## Begin Entries shown
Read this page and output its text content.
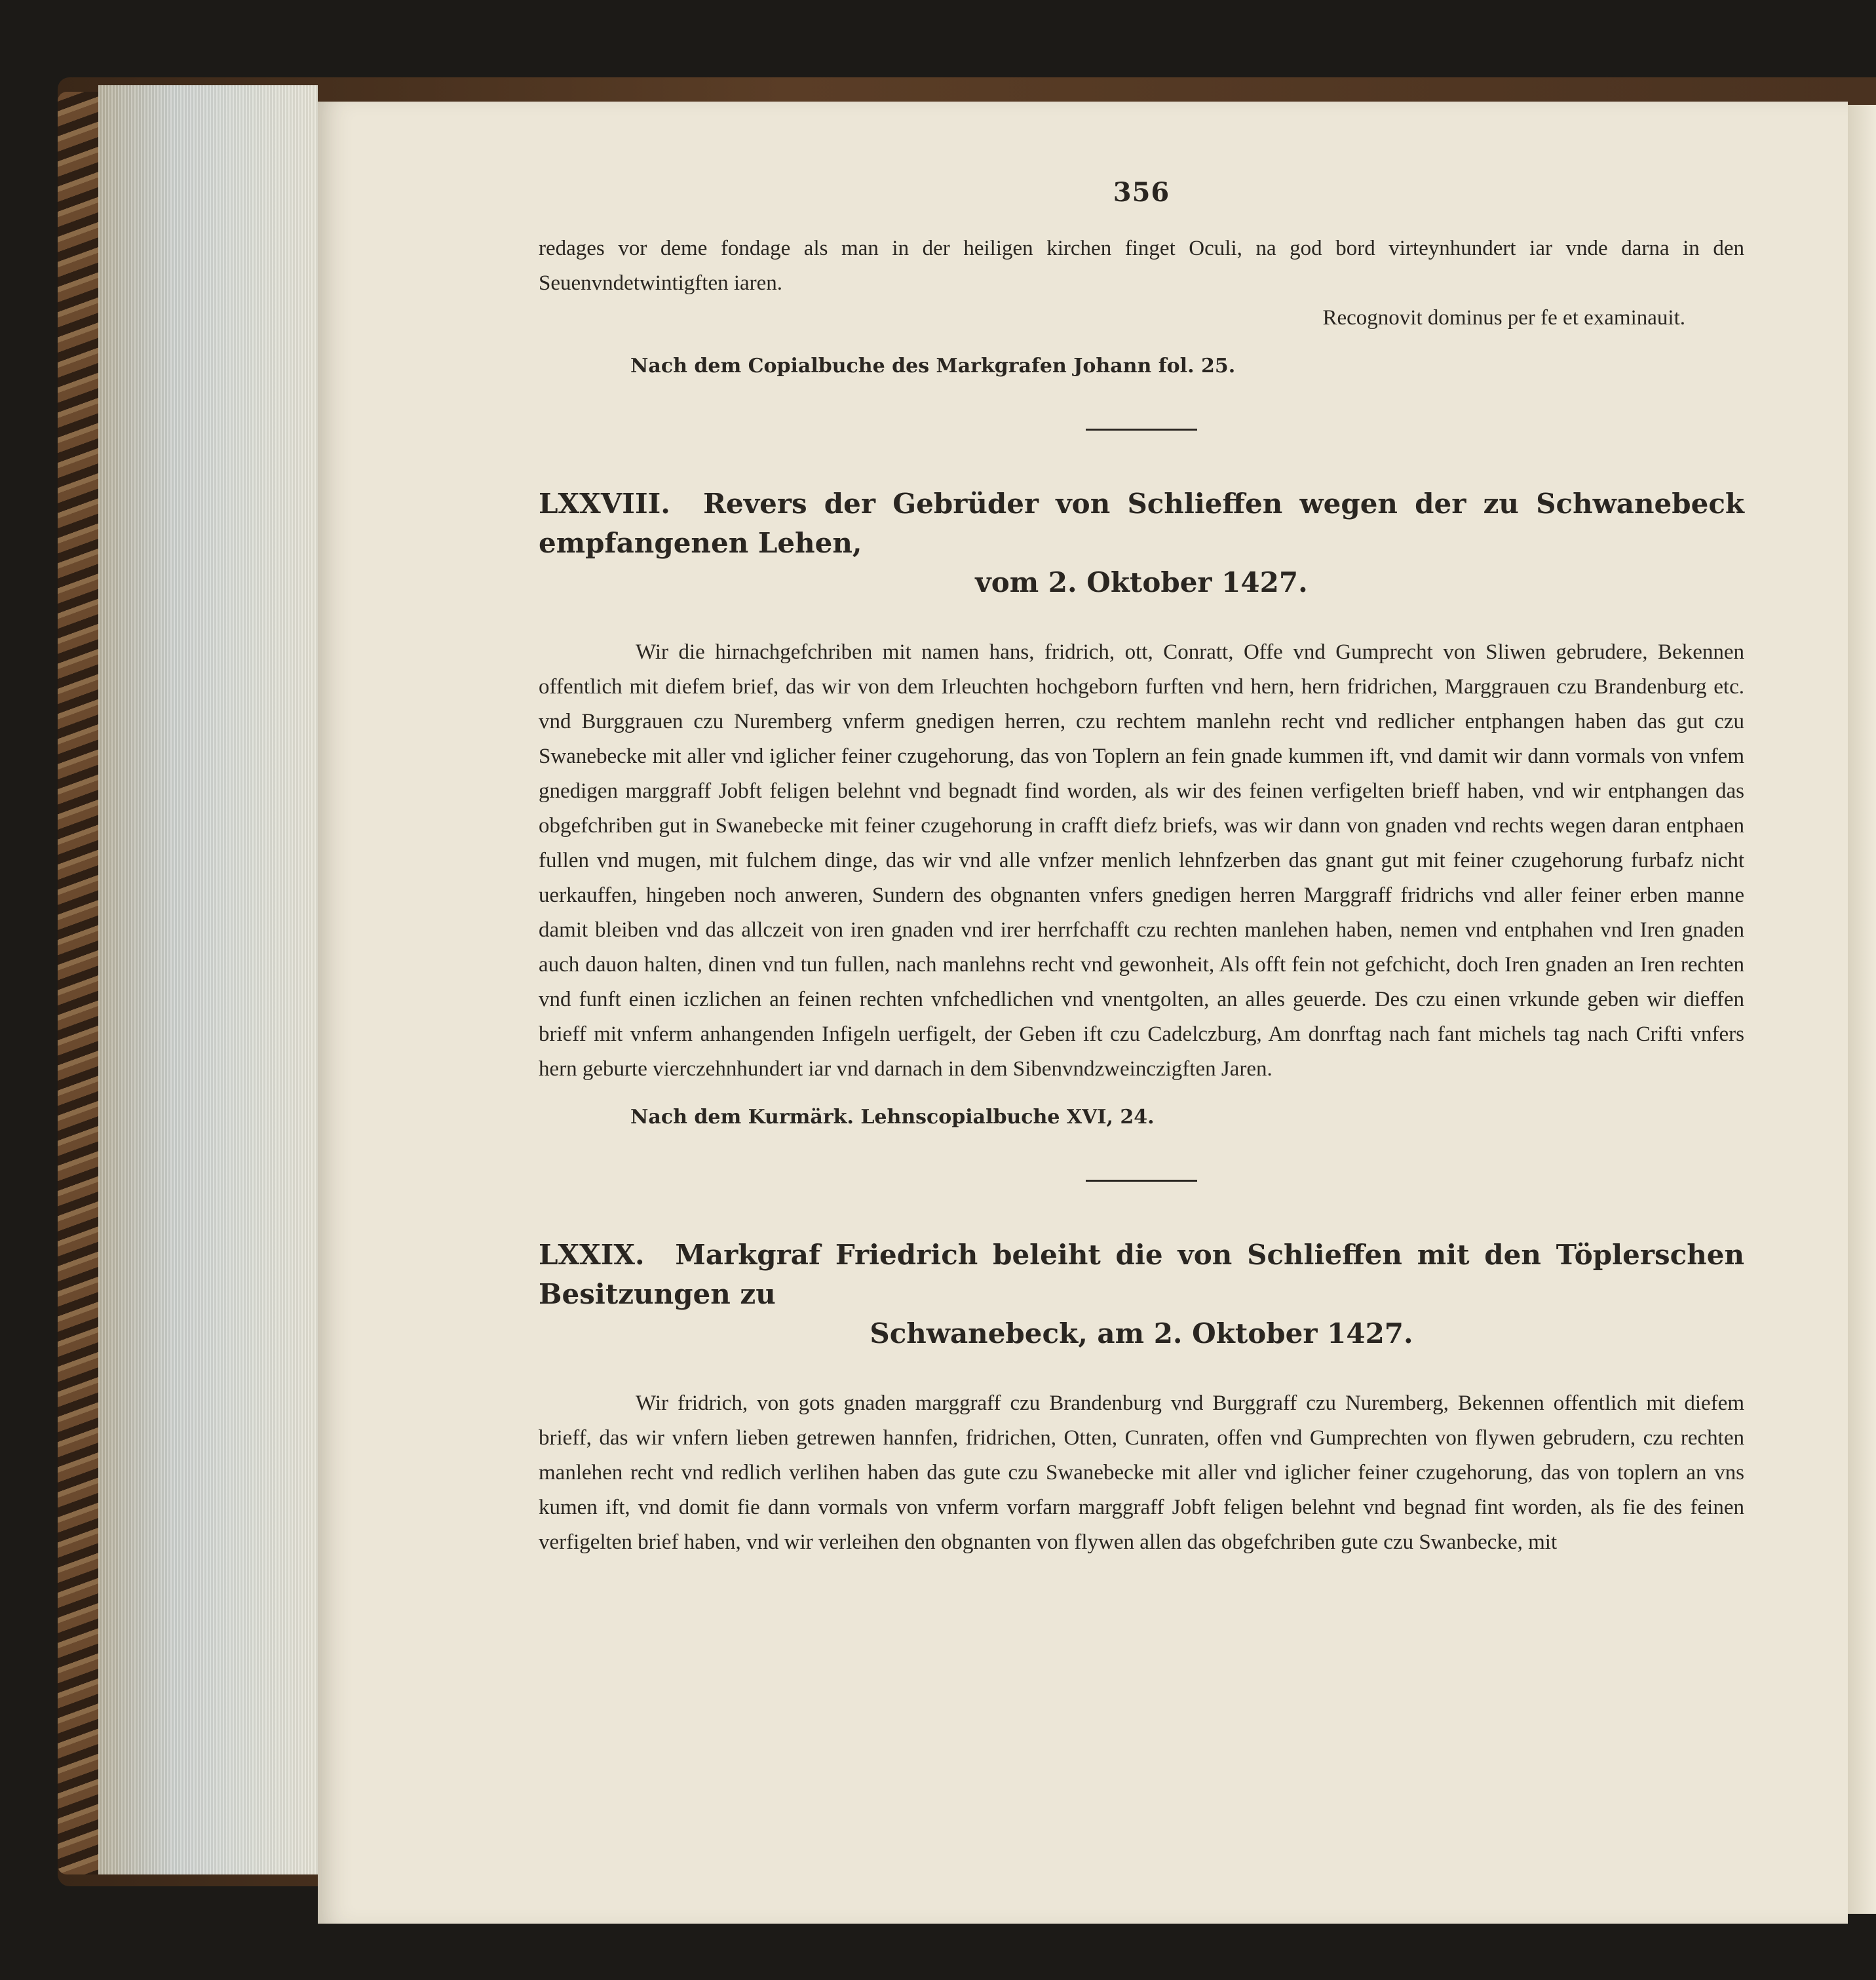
356

redages vor deme fondage als man in der heiligen kirchen finget Oculi, na god bord virteynhundert iar vnde darna in den Seuenvndetwintigften iaren.

Recognovit dominus per fe et examinauit.

Nach dem Copialbuche des Markgrafen Johann fol. 25.

LXXVIII. Revers der Gebrüder von Schlieffen wegen der zu Schwanebeck empfangenen Lehen,
vom 2. Oktober 1427.

Wir die hirnachgefchriben mit namen hans, fridrich, ott, Conratt, Offe vnd Gumprecht von Sliwen gebrudere, Bekennen offentlich mit diefem brief, das wir von dem Irleuchten hochgeborn furften vnd hern, hern fridrichen, Marggrauen czu Brandenburg etc. vnd Burggrauen czu Nuremberg vnferm gnedigen herren, czu rechtem manlehn recht vnd redlicher entphangen haben das gut czu Swanebecke mit aller vnd iglicher feiner czugehorung, das von Toplern an fein gnade kummen ift, vnd damit wir dann vormals von vnfem gnedigen marggraff Jobft feligen belehnt vnd begnadt find worden, als wir des feinen verfigelten brieff haben, vnd wir entphangen das obgefchriben gut in Swanebecke mit feiner czugehorung in crafft diefz briefs, was wir dann von gnaden vnd rechts wegen daran entphaen fullen vnd mugen, mit fulchem dinge, das wir vnd alle vnfzer menlich lehnfzerben das gnant gut mit feiner czugehorung furbafz nicht uerkauffen, hingeben noch anweren, Sundern des obgnanten vnfers gnedigen herren Marggraff fridrichs vnd aller feiner erben manne damit bleiben vnd das allczeit von iren gnaden vnd irer herrfchafft czu rechten manlehen haben, nemen vnd entphahen vnd Iren gnaden auch dauon halten, dinen vnd tun fullen, nach manlehns recht vnd gewonheit, Als offt fein not gefchicht, doch Iren gnaden an Iren rechten vnd funft einen iczlichen an feinen rechten vnfchedlichen vnd vnentgolten, an alles geuerde. Des czu einen vrkunde geben wir dieffen brieff mit vnferm anhangenden Infigeln uerfigelt, der Geben ift czu Cadelczburg, Am donrftag nach fant michels tag nach Crifti vnfers hern geburte vierczehnhundert iar vnd darnach in dem Sibenvndzweinczigften Jaren.

Nach dem Kurmärk. Lehnscopialbuche XVI, 24.

LXXIX. Markgraf Friedrich beleiht die von Schlieffen mit den Töplerschen Besitzungen zu
Schwanebeck, am 2. Oktober 1427.

Wir fridrich, von gots gnaden marggraff czu Brandenburg vnd Burggraff czu Nuremberg, Bekennen offentlich mit diefem brieff, das wir vnfern lieben getrewen hannfen, fridrichen, Otten, Cunraten, offen vnd Gumprechten von flywen gebrudern, czu rechten manlehen recht vnd redlich verlihen haben das gute czu Swanebecke mit aller vnd iglicher feiner czugehorung, das von toplern an vns kumen ift, vnd domit fie dann vormals von vnferm vorfarn marggraff Jobft feligen belehnt vnd begnad fint worden, als fie des feinen verfigelten brief haben, vnd wir verleihen den obgnanten von flywen allen das obgefchriben gute czu Swanbecke, mit
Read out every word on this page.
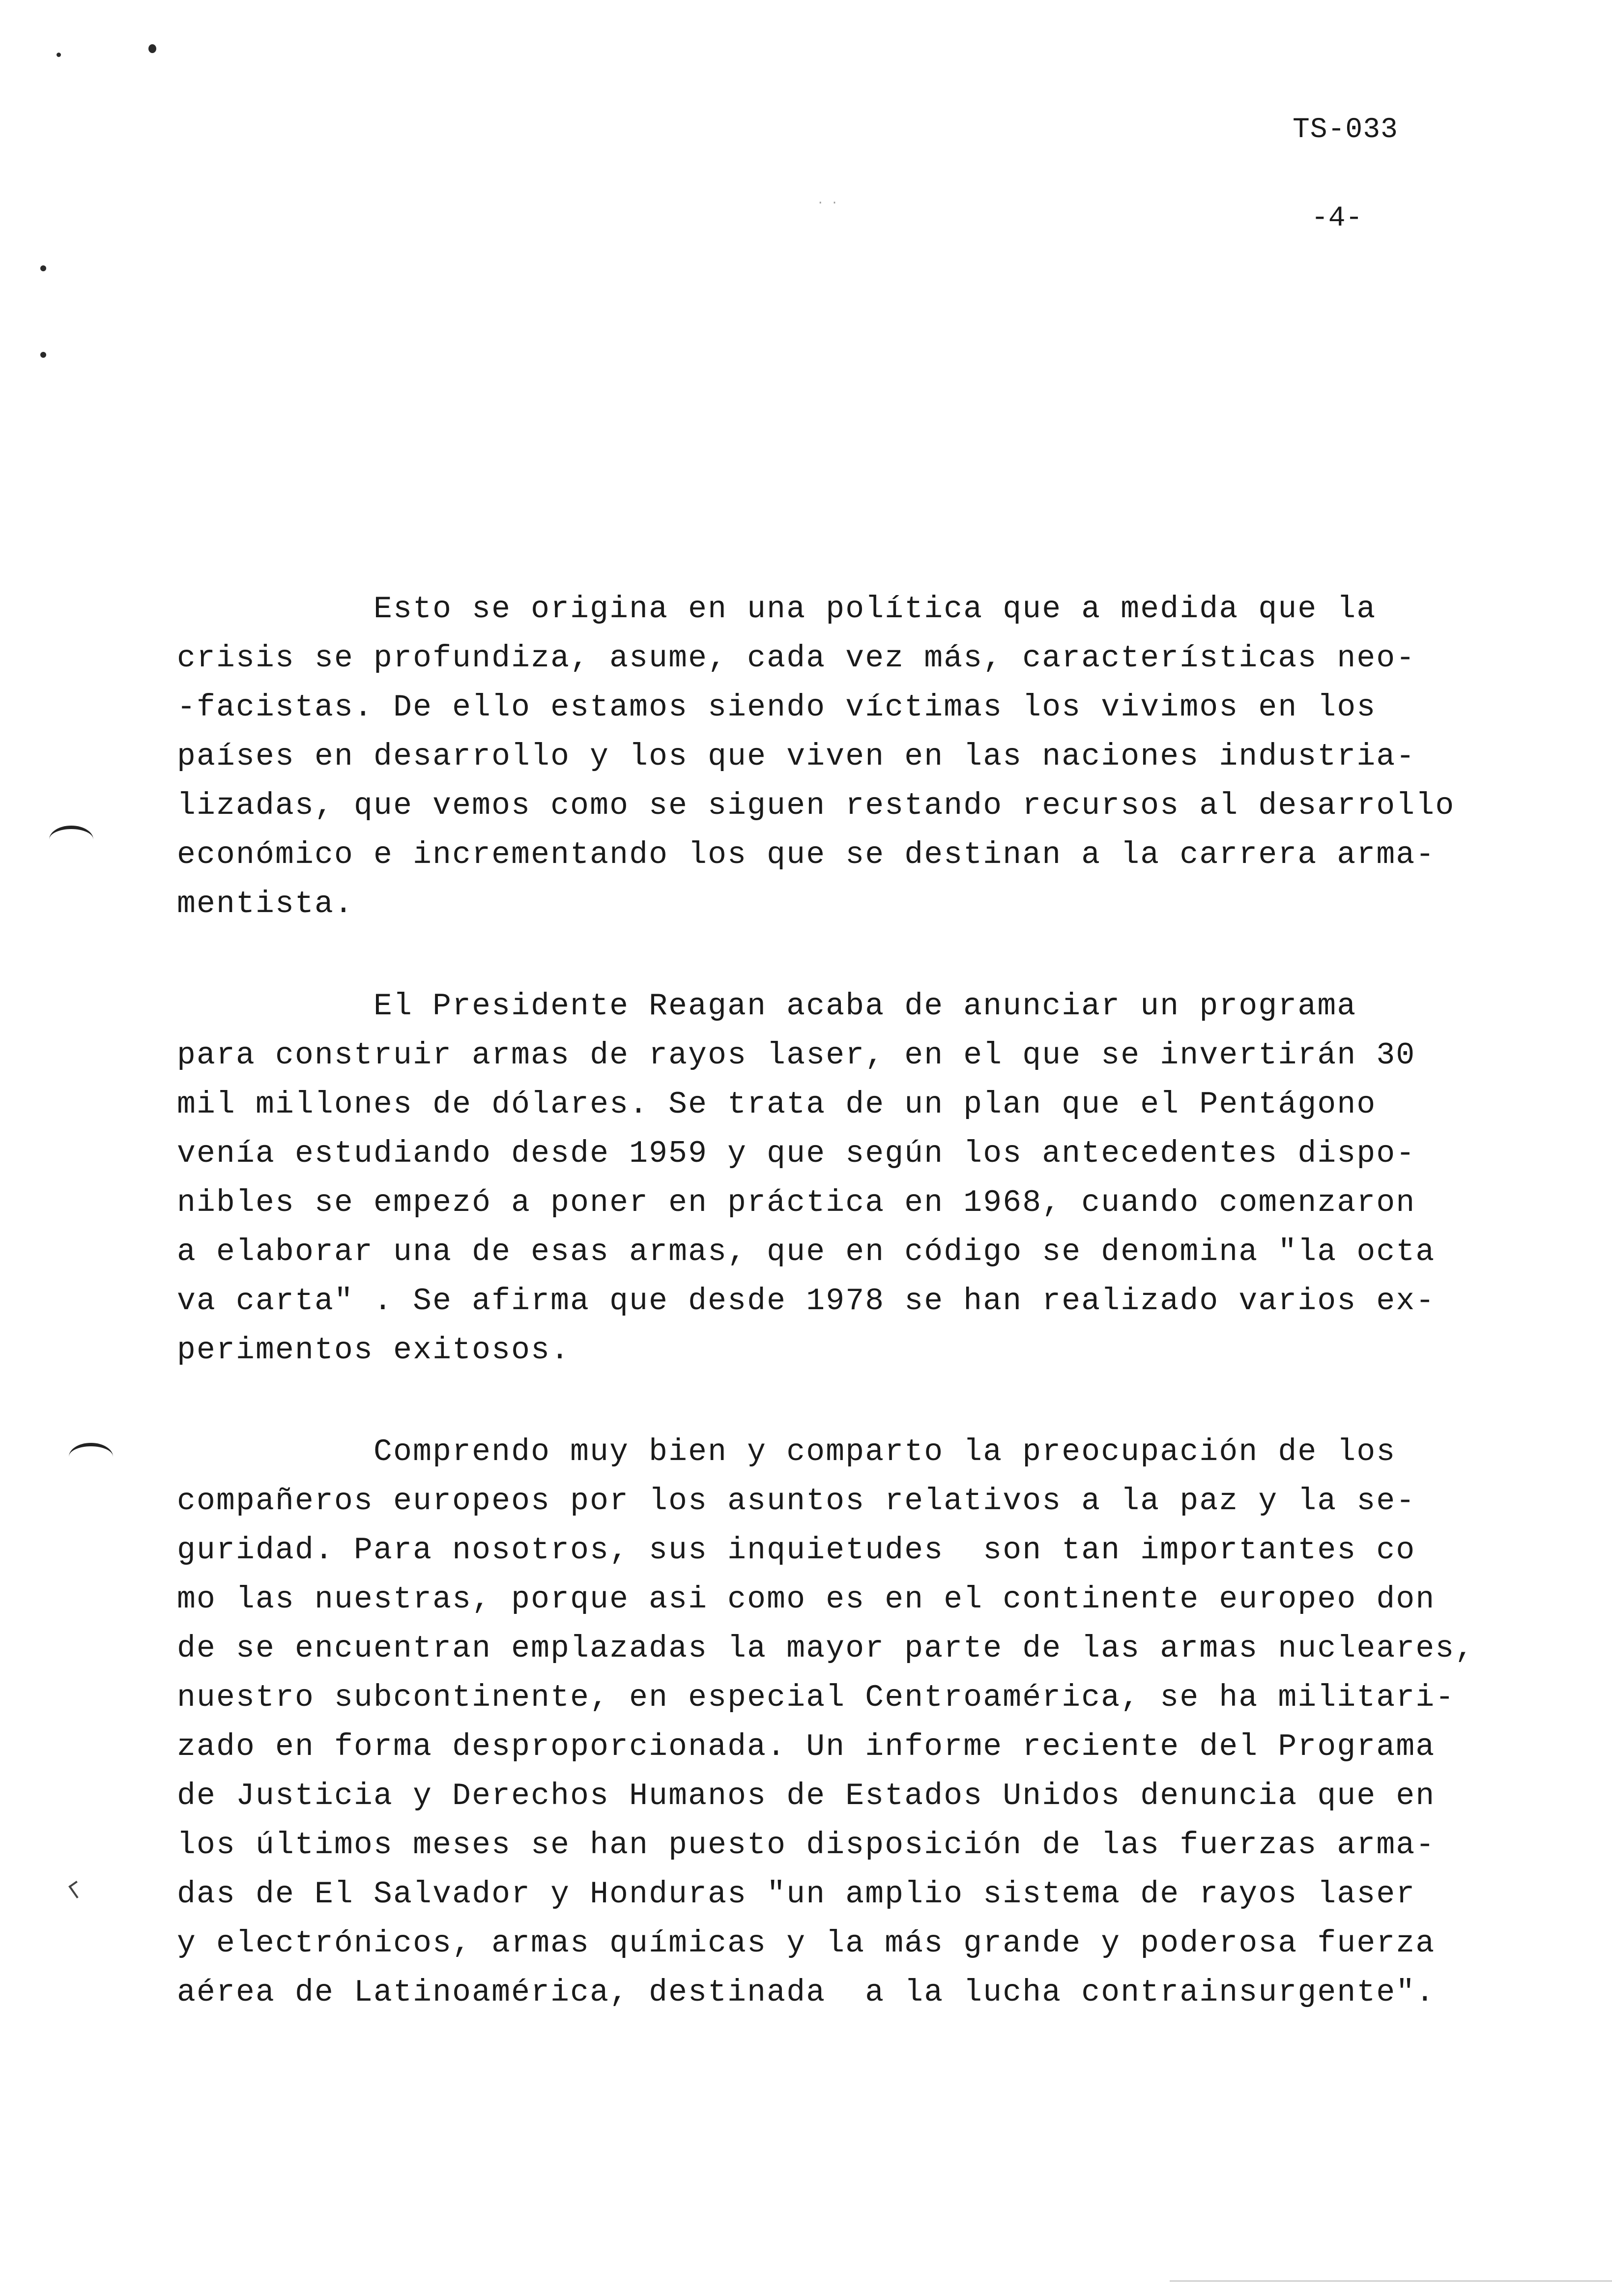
· ·
TS-033
-4-
Esto se origina en una política que a medida que la
crisis se profundiza, asume, cada vez más, características neo-
-facistas. De ello estamos siendo víctimas los vivimos en los
países en desarrollo y los que viven en las naciones industria-
lizadas, que vemos como se siguen restando recursos al desarrollo
económico e incrementando los que se destinan a la carrera arma-
mentista.
El Presidente Reagan acaba de anunciar un programa
para construir armas de rayos laser, en el que se invertirán 30
mil millones de dólares. Se trata de un plan que el Pentágono
venía estudiando desde 1959 y que según los antecedentes dispo-
nibles se empezó a poner en práctica en 1968, cuando comenzaron
a elaborar una de esas armas, que en código se denomina "la octa
va carta" . Se afirma que desde 1978 se han realizado varios ex-
perimentos exitosos.
Comprendo muy bien y comparto la preocupación de los
compañeros europeos por los asuntos relativos a la paz y la se-
guridad. Para nosotros, sus inquietudes  son tan importantes co
mo las nuestras, porque asi como es en el continente europeo don
de se encuentran emplazadas la mayor parte de las armas nucleares,
nuestro subcontinente, en especial Centroamérica, se ha militari-
zado en forma desproporcionada. Un informe reciente del Programa
de Justicia y Derechos Humanos de Estados Unidos denuncia que en
los últimos meses se han puesto disposición de las fuerzas arma-
das de El Salvador y Honduras "un amplio sistema de rayos laser
y electrónicos, armas químicas y la más grande y poderosa fuerza
aérea de Latinoamérica, destinada  a la lucha contrainsurgente".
## End Entries shown
* **Work to complete**: Copy each line of the listing that contains the string "Schlieffen".

* **Problem solution**:
LXXVIII. Revers der Gebrüder von Schlieffen wegen der zu Schwanebeck empfangenen Lehen,
LXXIX. Markgraf Friedrich beleiht die von Schlieffen mit den Töplerschen Besitzungen zu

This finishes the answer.